►

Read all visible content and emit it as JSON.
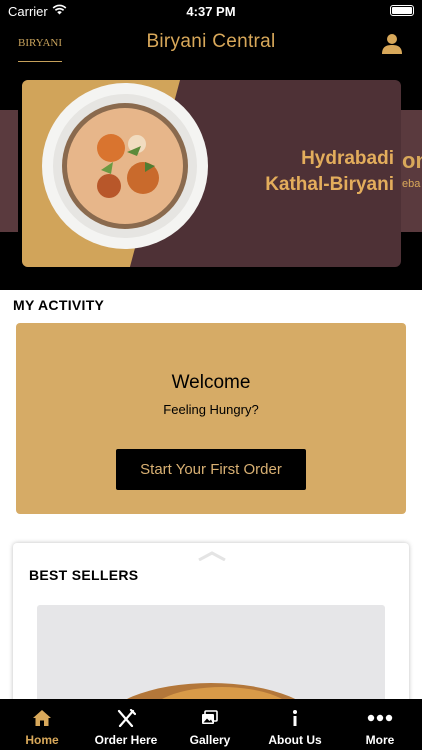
{
  "status_bar": {
    "carrier": "Carrier",
    "time": "4:37 PM"
  },
  "header": {
    "title": "Biryani Central",
    "logo_text": "BIRYANI"
  },
  "banner": {
    "line1": "Hydrabadi",
    "line2": "Kathal-Biryani",
    "peek_text": "on",
    "peek_sub": "eba"
  },
  "activity": {
    "section_title": "MY ACTIVITY",
    "welcome_title": "Welcome",
    "welcome_subtitle": "Feeling Hungry?",
    "cta_label": "Start Your First Order"
  },
  "best_sellers": {
    "title": "BEST SELLERS"
  },
  "tabs": [
    {
      "label": "Home",
      "icon": "home-icon",
      "active": true
    },
    {
      "label": "Order Here",
      "icon": "fork-knife-icon",
      "active": false
    },
    {
      "label": "Gallery",
      "icon": "gallery-icon",
      "active": false
    },
    {
      "label": "About Us",
      "icon": "info-icon",
      "active": false
    },
    {
      "label": "More",
      "icon": "more-icon",
      "active": false
    }
  ],
  "colors": {
    "brand_gold": "#d8a85a",
    "banner_maroon": "#4e3136",
    "welcome_bg": "#d6ab66"
  }
}
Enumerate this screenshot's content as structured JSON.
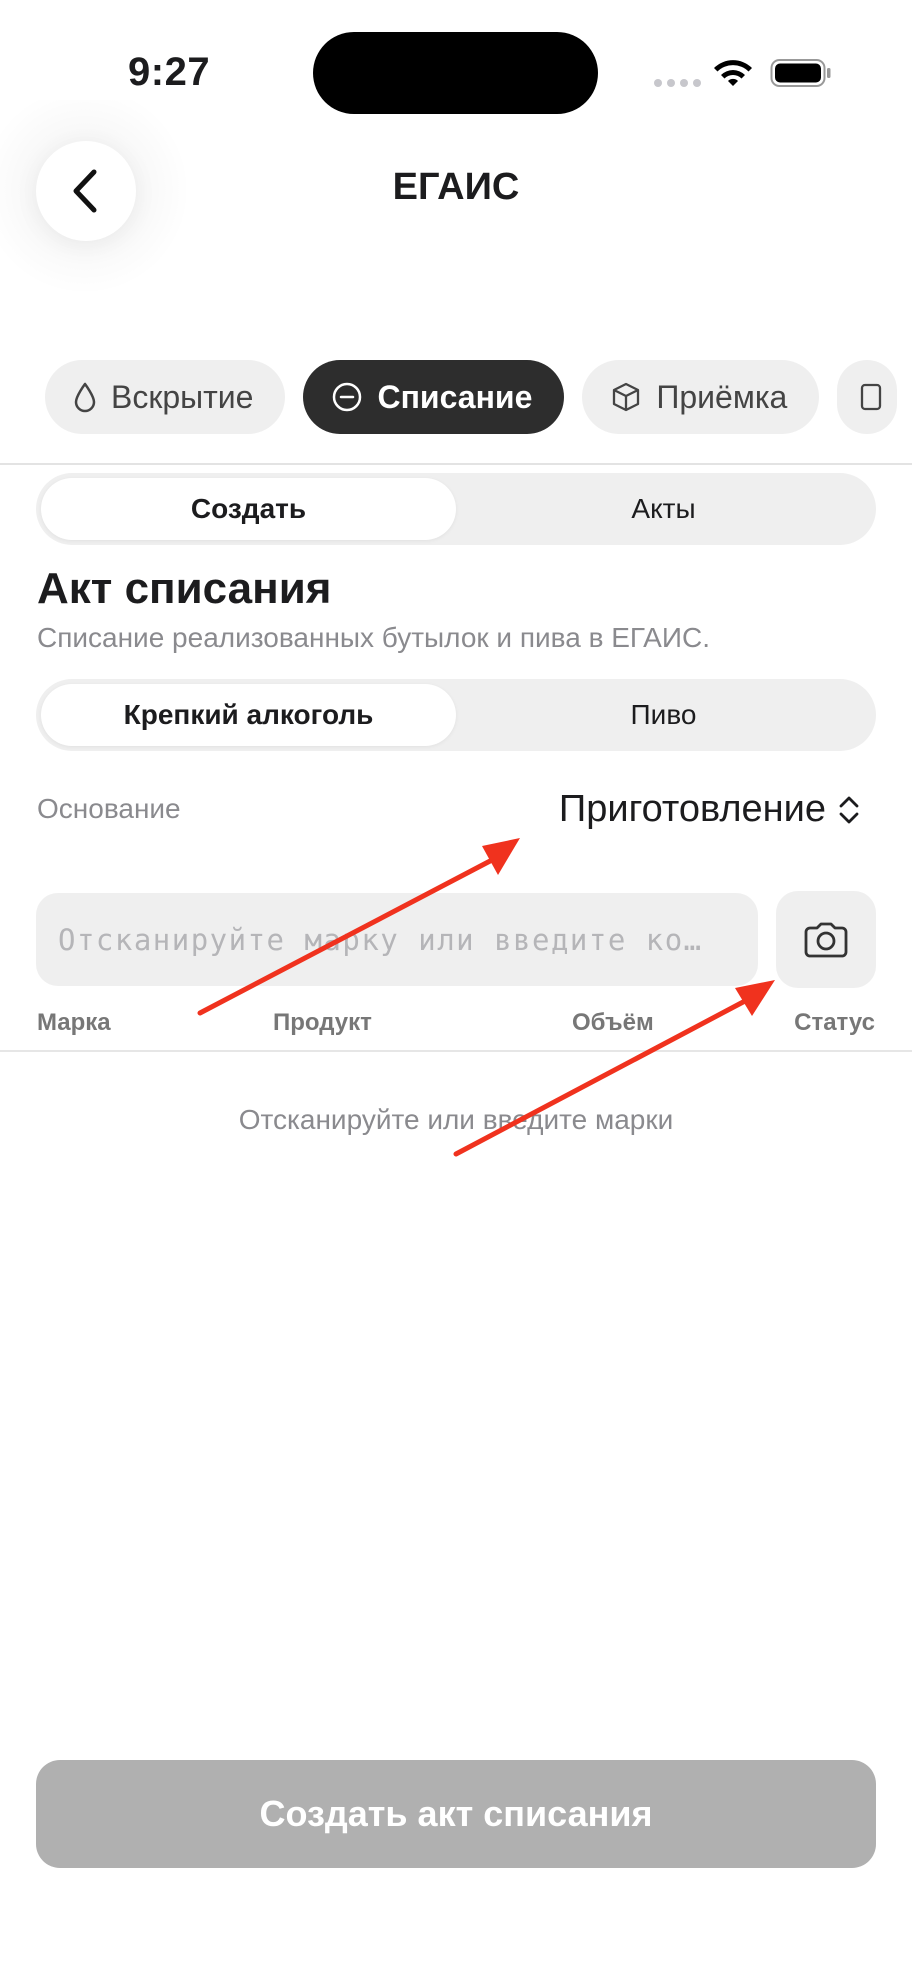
{
  "status_bar": {
    "time": "9:27",
    "icons": [
      "cellular-dots-icon",
      "wifi-icon",
      "battery-icon"
    ]
  },
  "header": {
    "title": "ЕГАИС",
    "back_icon": "chevron-left-icon"
  },
  "categories": [
    {
      "label": "Вскрытие",
      "icon": "drop-icon",
      "active": false
    },
    {
      "label": "Списание",
      "icon": "minus-circle-icon",
      "active": true
    },
    {
      "label": "Приёмка",
      "icon": "box-icon",
      "active": false
    }
  ],
  "mode_tabs": [
    {
      "label": "Создать",
      "active": true
    },
    {
      "label": "Акты",
      "active": false
    }
  ],
  "act": {
    "title": "Акт списания",
    "subtitle": "Списание реализованных бутылок и пива в ЕГАИС."
  },
  "type_tabs": [
    {
      "label": "Крепкий алкоголь",
      "active": true
    },
    {
      "label": "Пиво",
      "active": false
    }
  ],
  "basis": {
    "label": "Основание",
    "value": "Приготовление",
    "icon": "chevron-up-down-icon"
  },
  "scan": {
    "placeholder": "Отсканируйте марку или введите ко…",
    "value": "",
    "camera_icon": "camera-icon"
  },
  "table": {
    "columns": [
      "Марка",
      "Продукт",
      "Объём",
      "Статус"
    ],
    "empty_message": "Отсканируйте или введите марки"
  },
  "submit": {
    "label": "Создать акт списания"
  },
  "colors": {
    "active_chip": "#2d2d2d",
    "disabled_button": "#b0b0b0",
    "annotation_arrow": "#f0321e"
  }
}
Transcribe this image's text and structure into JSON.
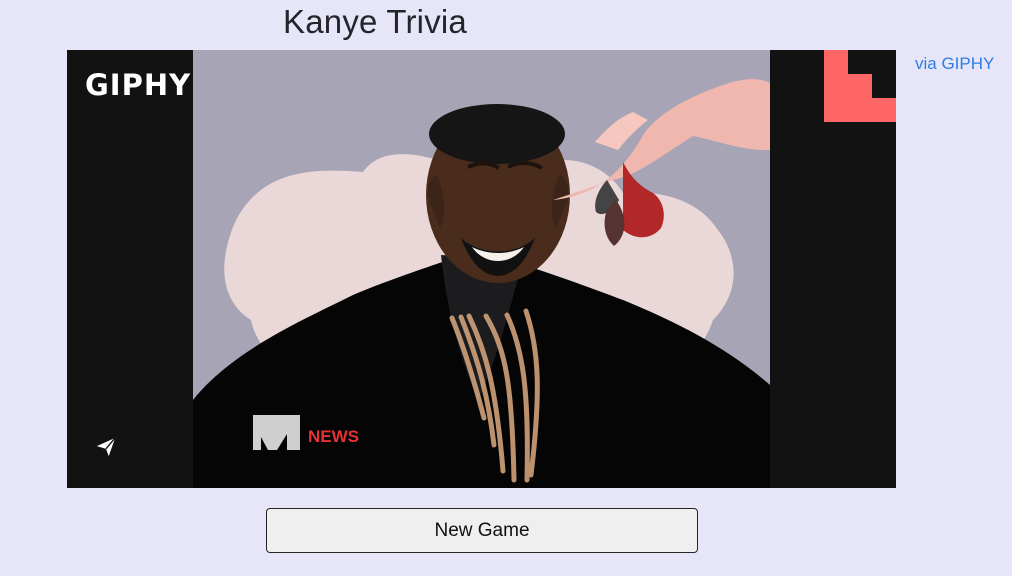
{
  "page": {
    "title": "Kanye Trivia"
  },
  "gif": {
    "logo_text": "GIPHY",
    "alt": "Kanye West smiling in an MTV News interview",
    "share_icon": "paper-plane-icon"
  },
  "link": {
    "via_giphy_label": "via GIPHY"
  },
  "controls": {
    "new_game_label": "New Game"
  },
  "colors": {
    "background": "#e7e6f8",
    "frame_bg": "#121212",
    "link": "#2d7de3",
    "sticker": "#ff6666"
  }
}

◄

• [Written exercise] Locate all lines that include the word "ЕГАИС" and copy them out.

• [Answer to the exercise]
    "title": "ЕГАИС",
    "subtitle": "Списание реализованных бутылок и пива в ЕГАИС."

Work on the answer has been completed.